• **Written instruction**:
Which lines in the records contain the string "我的预约"? List each of them in full.
── Task inputs
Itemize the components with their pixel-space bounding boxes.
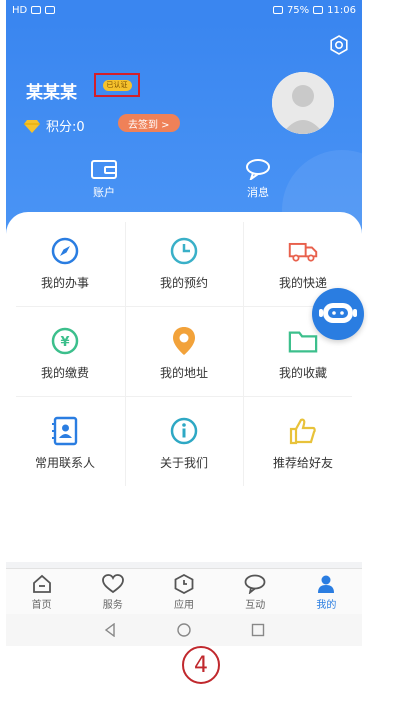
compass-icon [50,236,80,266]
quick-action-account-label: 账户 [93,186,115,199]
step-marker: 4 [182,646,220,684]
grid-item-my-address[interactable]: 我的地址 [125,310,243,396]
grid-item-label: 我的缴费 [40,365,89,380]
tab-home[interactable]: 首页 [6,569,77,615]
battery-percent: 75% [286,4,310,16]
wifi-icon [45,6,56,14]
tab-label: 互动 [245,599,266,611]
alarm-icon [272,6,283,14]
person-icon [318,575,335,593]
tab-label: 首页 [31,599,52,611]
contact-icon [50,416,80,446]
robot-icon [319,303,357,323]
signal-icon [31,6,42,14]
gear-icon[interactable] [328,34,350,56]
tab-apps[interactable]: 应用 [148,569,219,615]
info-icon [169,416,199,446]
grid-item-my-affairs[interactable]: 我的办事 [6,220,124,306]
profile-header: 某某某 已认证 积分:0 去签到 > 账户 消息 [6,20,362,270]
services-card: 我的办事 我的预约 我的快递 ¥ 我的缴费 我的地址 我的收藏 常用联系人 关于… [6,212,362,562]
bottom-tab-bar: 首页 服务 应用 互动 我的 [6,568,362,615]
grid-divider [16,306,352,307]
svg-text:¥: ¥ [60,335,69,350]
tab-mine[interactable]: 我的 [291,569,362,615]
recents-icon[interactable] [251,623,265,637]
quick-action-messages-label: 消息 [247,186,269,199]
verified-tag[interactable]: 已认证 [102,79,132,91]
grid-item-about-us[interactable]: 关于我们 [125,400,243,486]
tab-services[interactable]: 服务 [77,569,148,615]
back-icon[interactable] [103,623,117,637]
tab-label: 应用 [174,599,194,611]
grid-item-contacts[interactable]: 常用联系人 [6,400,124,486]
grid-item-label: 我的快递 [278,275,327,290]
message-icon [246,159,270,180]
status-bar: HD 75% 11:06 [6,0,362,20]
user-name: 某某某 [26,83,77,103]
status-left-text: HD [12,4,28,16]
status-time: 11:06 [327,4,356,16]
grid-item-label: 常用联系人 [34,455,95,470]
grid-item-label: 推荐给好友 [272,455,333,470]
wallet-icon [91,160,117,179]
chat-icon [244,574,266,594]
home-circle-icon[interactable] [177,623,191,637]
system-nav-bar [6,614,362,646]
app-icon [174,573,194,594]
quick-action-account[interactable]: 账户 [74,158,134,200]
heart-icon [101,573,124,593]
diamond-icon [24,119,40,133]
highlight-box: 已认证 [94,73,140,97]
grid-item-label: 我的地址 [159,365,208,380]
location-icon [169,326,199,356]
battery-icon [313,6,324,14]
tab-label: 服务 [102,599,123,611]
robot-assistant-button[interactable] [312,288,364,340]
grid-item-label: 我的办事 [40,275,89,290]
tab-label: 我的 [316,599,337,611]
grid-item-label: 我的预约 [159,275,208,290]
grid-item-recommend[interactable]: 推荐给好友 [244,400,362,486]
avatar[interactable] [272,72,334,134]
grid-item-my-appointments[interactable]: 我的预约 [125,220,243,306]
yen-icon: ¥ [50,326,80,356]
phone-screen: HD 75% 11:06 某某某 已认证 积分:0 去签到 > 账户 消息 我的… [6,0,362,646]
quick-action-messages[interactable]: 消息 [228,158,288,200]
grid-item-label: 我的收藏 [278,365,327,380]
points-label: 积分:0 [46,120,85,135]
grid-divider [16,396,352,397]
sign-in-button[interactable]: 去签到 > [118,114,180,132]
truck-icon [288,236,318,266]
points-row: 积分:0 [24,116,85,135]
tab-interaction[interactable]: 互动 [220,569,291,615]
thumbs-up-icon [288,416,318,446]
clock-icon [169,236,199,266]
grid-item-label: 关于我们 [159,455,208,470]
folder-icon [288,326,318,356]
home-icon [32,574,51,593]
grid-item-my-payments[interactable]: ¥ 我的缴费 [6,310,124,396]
────
── Task inputs
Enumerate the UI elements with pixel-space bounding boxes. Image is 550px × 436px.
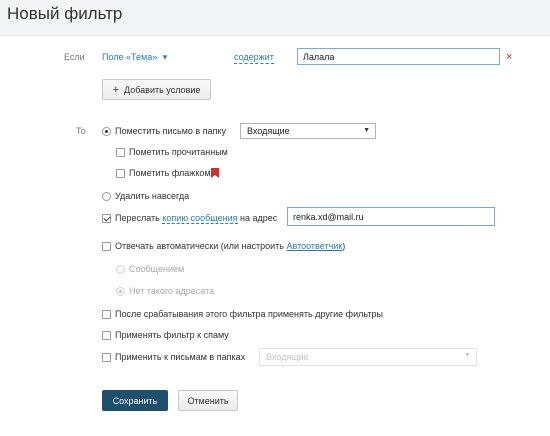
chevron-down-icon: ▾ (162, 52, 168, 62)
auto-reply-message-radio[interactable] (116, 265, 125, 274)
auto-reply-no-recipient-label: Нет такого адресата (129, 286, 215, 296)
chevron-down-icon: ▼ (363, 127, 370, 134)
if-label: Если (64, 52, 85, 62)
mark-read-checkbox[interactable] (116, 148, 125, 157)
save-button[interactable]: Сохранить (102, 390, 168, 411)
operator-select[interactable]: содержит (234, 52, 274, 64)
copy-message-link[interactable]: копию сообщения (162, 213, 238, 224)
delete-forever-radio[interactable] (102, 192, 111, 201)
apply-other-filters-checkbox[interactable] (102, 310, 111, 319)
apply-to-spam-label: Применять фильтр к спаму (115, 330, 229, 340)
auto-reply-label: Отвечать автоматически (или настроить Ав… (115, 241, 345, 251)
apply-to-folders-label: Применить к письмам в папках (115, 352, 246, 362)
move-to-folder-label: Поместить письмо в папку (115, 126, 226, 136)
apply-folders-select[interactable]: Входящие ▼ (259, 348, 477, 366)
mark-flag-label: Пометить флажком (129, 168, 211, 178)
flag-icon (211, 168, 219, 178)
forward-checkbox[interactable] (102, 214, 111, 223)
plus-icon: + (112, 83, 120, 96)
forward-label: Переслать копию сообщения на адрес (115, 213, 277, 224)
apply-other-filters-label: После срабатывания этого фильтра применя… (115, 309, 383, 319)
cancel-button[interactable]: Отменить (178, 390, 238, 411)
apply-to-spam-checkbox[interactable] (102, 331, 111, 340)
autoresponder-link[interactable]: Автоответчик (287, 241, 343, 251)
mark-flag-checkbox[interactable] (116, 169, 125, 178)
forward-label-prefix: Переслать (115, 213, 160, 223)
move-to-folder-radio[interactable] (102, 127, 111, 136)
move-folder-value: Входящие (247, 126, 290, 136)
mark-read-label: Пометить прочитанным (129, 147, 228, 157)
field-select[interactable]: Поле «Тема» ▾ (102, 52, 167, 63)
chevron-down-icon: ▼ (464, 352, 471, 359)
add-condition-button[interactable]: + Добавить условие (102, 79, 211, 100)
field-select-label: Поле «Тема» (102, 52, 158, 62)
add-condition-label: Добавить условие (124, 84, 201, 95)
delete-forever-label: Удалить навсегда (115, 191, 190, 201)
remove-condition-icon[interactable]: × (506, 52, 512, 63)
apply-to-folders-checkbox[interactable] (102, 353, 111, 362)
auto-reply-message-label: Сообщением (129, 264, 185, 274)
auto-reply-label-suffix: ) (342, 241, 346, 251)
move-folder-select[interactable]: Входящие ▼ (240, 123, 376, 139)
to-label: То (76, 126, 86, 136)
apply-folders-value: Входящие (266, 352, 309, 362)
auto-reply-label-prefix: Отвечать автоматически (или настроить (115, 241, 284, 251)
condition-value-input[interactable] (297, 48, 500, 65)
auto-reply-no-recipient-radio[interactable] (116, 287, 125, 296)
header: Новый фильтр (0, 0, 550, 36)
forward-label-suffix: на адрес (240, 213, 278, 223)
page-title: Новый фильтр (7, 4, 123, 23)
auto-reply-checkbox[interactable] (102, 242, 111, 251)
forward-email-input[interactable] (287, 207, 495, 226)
────
── Task inputs
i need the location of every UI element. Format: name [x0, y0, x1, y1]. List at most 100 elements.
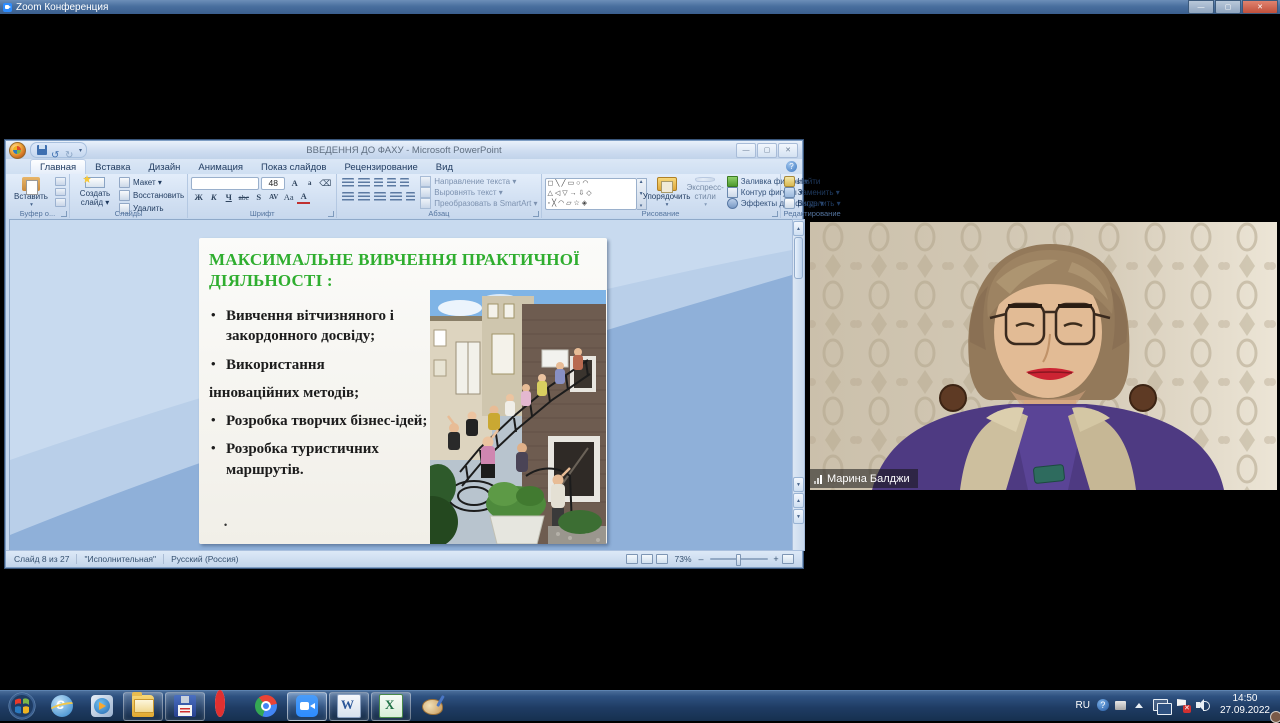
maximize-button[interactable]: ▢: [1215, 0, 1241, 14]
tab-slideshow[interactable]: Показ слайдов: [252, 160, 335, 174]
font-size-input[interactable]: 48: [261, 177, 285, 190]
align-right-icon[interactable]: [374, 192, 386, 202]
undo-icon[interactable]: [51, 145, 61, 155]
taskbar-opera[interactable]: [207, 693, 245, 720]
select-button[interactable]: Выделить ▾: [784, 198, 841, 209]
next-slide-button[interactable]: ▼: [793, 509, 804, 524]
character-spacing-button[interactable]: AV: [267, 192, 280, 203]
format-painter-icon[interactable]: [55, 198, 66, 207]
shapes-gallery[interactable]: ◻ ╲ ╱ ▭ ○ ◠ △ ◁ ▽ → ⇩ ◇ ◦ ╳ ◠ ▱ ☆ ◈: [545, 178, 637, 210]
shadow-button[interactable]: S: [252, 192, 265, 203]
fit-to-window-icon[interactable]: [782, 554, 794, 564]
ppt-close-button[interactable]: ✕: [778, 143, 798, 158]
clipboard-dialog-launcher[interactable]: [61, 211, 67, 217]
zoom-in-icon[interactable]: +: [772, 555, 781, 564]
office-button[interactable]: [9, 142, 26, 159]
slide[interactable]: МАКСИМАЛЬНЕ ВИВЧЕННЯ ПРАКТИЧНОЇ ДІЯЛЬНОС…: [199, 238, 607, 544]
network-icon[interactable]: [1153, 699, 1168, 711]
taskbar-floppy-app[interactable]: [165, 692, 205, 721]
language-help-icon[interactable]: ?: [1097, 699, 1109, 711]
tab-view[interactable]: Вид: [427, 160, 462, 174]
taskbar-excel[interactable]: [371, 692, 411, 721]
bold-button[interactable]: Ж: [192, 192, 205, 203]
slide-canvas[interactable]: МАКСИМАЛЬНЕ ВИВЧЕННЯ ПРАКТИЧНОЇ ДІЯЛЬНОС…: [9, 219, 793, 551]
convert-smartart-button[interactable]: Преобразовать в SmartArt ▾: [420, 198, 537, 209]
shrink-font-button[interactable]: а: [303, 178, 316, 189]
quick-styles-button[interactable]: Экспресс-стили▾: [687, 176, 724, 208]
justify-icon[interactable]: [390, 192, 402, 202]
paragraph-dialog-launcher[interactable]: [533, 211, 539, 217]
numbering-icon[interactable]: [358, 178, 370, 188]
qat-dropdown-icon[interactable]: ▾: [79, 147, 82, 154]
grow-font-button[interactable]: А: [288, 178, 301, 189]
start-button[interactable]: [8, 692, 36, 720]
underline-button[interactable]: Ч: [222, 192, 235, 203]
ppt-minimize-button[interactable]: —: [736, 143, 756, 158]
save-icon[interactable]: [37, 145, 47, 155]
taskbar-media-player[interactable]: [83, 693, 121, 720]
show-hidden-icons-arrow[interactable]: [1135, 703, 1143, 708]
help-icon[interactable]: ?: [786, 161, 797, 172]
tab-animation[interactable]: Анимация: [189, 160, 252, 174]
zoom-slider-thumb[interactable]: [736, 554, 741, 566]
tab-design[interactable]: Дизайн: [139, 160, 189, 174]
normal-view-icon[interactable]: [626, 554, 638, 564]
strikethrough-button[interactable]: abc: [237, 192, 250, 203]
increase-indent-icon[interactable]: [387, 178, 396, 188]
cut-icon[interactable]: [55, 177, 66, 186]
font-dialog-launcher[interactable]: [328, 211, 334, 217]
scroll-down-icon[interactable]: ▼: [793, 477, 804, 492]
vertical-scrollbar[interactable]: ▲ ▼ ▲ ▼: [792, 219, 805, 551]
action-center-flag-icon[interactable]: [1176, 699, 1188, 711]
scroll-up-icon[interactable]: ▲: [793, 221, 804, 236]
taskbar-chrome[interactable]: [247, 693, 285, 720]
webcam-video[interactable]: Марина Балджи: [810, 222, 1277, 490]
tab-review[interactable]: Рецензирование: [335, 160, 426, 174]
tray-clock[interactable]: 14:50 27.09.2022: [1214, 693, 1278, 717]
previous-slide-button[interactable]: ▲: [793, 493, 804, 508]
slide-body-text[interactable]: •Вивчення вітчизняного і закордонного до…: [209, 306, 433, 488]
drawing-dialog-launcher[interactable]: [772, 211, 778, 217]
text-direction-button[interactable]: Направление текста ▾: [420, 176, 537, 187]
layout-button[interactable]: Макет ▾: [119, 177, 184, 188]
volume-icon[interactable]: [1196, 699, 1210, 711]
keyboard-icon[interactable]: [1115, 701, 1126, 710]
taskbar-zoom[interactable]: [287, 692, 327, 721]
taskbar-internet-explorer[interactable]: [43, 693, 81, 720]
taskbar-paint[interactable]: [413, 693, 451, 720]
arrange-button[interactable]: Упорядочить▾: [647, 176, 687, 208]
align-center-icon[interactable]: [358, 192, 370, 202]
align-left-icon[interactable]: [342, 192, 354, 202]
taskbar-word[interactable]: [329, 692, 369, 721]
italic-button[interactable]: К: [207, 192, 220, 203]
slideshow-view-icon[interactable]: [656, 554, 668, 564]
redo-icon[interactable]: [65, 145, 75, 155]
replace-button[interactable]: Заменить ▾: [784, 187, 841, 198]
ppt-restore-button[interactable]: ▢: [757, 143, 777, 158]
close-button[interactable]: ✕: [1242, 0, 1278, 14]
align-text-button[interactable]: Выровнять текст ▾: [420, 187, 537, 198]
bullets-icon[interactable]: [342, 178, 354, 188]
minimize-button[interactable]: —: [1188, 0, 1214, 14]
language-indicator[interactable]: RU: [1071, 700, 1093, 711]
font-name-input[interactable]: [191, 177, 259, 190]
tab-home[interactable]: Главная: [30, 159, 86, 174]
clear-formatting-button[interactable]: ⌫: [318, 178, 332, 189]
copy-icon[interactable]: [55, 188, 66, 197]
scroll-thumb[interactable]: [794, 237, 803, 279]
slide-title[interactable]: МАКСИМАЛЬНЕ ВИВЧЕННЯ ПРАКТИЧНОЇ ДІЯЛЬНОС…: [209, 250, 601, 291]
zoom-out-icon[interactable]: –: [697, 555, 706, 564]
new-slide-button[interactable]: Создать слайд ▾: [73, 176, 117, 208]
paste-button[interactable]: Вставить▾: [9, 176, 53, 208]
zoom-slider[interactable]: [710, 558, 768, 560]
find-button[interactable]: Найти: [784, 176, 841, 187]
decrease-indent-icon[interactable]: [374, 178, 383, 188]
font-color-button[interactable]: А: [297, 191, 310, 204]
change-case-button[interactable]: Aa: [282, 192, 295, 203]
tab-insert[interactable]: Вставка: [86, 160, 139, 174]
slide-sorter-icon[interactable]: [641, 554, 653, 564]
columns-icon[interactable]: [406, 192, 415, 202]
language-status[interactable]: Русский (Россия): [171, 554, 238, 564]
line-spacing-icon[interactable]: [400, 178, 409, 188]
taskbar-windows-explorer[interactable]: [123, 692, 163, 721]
────
• **Response to the exercise**:
services-card: 我的办事 我的预约 我的快递 ¥ 我的缴费 我的地址 我的收藏 常用联系人 关于… [6,212,362,562]
grid-item-label: 我的预约 [159,275,208,290]
grid-item-my-appointments[interactable]: 我的预约 [125,220,243,306]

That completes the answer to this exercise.